**Exercise details:** Go through the records below line by line. Count the lines with "this" and give the count alone.

**Given entries:**
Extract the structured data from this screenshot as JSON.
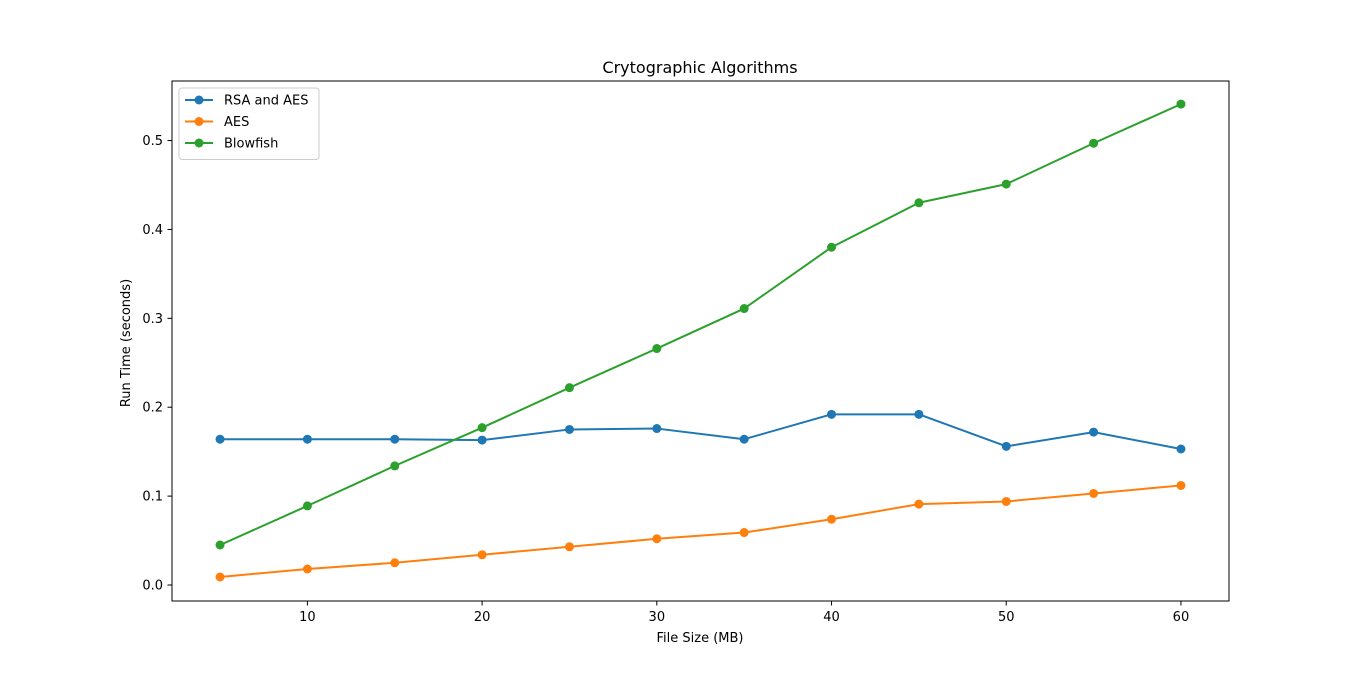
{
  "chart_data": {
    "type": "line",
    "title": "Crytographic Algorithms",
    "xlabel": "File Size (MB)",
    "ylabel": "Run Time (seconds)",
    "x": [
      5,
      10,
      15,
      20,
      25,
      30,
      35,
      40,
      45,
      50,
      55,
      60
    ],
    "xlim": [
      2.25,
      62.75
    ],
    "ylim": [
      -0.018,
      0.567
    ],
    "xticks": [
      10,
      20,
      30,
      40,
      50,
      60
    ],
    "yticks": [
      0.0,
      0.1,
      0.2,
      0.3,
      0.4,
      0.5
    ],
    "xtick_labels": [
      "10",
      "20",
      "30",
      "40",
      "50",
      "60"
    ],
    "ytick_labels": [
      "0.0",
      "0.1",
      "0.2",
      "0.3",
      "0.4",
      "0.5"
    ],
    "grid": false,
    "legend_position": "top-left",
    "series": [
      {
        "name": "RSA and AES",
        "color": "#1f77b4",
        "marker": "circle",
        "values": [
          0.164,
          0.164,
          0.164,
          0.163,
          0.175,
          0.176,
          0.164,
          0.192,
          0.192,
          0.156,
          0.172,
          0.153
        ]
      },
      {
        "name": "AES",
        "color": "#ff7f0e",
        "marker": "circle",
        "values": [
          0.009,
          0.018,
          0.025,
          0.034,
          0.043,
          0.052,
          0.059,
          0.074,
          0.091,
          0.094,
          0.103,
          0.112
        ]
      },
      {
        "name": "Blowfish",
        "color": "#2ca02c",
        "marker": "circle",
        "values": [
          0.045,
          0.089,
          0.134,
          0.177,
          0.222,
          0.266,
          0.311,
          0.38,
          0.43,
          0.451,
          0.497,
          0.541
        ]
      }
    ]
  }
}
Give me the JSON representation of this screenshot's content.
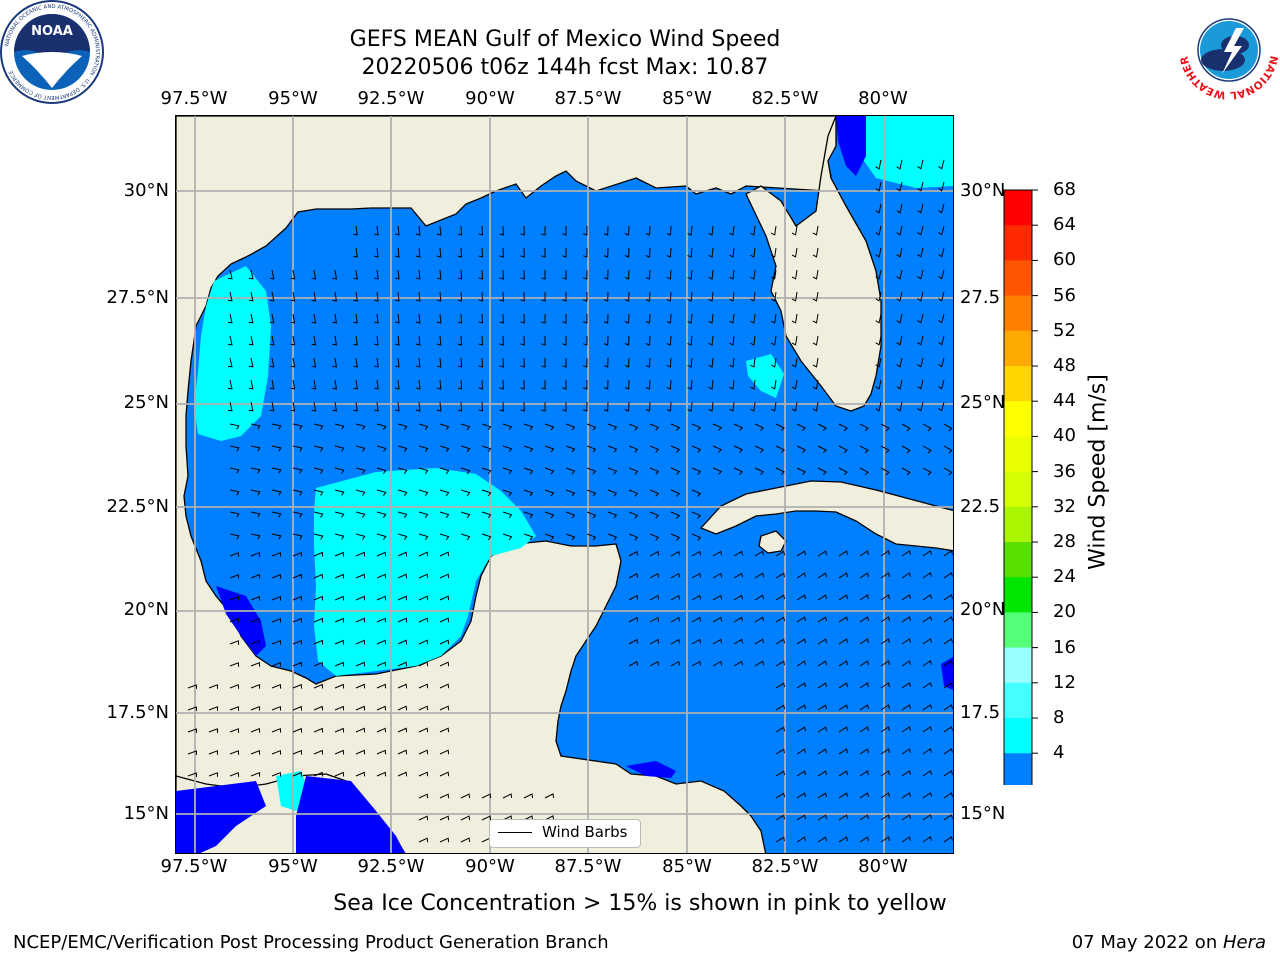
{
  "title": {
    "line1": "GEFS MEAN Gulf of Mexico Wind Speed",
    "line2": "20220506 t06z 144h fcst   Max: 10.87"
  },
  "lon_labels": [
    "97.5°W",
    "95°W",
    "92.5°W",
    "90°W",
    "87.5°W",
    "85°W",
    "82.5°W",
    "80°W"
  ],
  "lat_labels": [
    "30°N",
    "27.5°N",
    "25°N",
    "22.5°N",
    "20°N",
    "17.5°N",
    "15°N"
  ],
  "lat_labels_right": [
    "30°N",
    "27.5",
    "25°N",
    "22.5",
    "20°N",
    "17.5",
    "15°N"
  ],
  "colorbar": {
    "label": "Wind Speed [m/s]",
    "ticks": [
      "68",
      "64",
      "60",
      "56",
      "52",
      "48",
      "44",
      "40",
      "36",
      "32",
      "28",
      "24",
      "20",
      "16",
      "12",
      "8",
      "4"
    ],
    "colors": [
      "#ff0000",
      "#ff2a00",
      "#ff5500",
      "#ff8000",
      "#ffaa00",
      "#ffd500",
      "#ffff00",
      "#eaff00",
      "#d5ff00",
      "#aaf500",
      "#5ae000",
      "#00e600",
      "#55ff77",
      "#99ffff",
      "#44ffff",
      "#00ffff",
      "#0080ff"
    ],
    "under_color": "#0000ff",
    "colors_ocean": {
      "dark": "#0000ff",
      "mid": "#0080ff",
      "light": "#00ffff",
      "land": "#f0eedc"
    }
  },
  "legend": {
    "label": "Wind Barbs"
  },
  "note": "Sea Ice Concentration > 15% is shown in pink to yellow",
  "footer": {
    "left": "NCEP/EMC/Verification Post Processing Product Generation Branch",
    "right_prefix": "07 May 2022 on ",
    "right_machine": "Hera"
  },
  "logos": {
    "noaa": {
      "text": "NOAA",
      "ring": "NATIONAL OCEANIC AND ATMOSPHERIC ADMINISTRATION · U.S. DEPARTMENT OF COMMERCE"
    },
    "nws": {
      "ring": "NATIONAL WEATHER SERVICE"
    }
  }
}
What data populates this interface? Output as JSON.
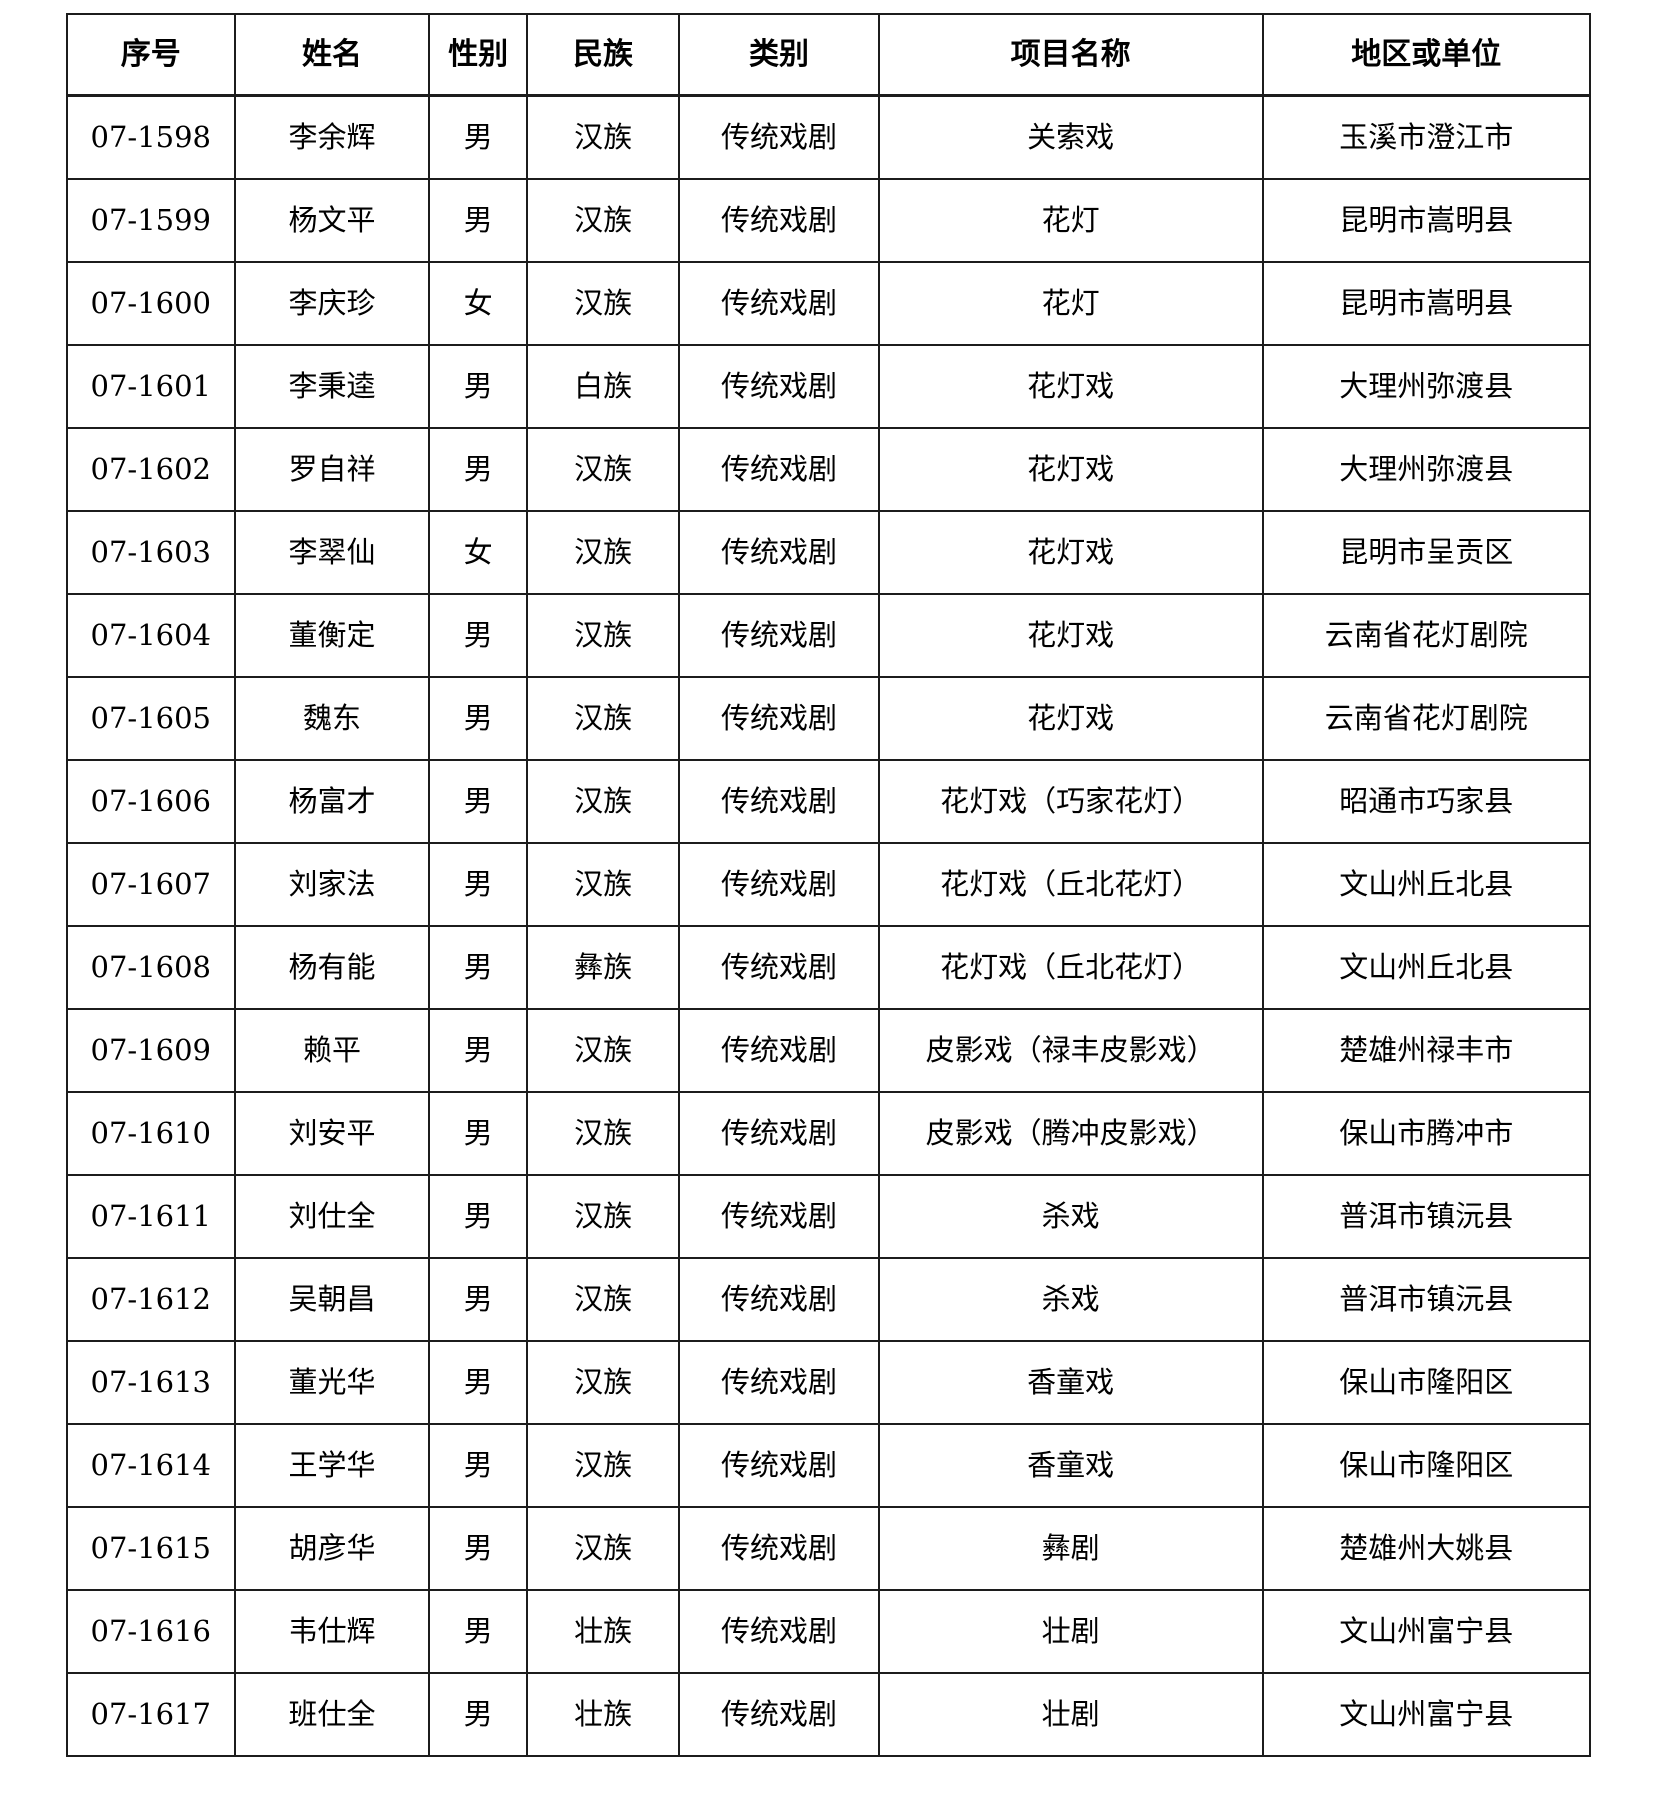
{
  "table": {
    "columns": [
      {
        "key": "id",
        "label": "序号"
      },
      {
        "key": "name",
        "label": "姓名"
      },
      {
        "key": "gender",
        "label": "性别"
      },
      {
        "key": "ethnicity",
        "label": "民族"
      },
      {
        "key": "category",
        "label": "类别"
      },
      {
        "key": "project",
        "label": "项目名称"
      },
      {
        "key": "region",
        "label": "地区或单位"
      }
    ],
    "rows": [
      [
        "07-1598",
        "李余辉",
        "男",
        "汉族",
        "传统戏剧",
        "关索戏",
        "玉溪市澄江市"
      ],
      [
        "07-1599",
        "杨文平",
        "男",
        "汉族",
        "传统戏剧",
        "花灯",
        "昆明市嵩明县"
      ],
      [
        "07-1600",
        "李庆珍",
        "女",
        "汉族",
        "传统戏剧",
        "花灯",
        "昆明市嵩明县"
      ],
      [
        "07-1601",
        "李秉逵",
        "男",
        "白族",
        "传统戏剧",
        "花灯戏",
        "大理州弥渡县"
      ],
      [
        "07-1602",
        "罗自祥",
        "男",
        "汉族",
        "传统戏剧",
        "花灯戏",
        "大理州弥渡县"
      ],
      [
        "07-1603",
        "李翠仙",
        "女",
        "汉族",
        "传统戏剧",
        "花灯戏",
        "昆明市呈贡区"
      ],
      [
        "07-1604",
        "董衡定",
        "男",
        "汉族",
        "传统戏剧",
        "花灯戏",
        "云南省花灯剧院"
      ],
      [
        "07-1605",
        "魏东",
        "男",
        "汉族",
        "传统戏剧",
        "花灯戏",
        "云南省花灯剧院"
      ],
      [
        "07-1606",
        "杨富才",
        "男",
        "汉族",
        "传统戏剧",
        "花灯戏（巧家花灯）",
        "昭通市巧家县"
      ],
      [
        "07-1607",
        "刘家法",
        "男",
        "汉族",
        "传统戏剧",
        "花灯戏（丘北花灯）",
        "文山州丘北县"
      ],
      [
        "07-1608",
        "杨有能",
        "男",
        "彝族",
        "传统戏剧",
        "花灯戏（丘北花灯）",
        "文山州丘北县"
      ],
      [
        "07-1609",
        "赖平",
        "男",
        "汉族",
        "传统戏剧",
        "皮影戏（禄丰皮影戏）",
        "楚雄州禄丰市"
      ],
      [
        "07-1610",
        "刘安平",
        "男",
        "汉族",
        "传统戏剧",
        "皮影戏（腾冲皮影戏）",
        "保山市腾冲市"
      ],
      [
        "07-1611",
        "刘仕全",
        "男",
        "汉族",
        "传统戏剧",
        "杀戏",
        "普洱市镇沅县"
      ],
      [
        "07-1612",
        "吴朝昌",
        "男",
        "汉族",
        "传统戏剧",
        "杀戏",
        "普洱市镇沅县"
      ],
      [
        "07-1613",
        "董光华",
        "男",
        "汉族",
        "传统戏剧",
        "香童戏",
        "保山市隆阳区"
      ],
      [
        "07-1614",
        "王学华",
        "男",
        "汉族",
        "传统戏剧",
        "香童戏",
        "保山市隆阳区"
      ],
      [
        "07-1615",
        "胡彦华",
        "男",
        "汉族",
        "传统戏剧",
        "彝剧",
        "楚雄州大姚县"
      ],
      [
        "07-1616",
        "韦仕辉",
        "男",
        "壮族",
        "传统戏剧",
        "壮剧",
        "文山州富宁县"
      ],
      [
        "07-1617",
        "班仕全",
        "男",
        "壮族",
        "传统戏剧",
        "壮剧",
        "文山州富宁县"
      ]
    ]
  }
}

**Solved exercise:** 3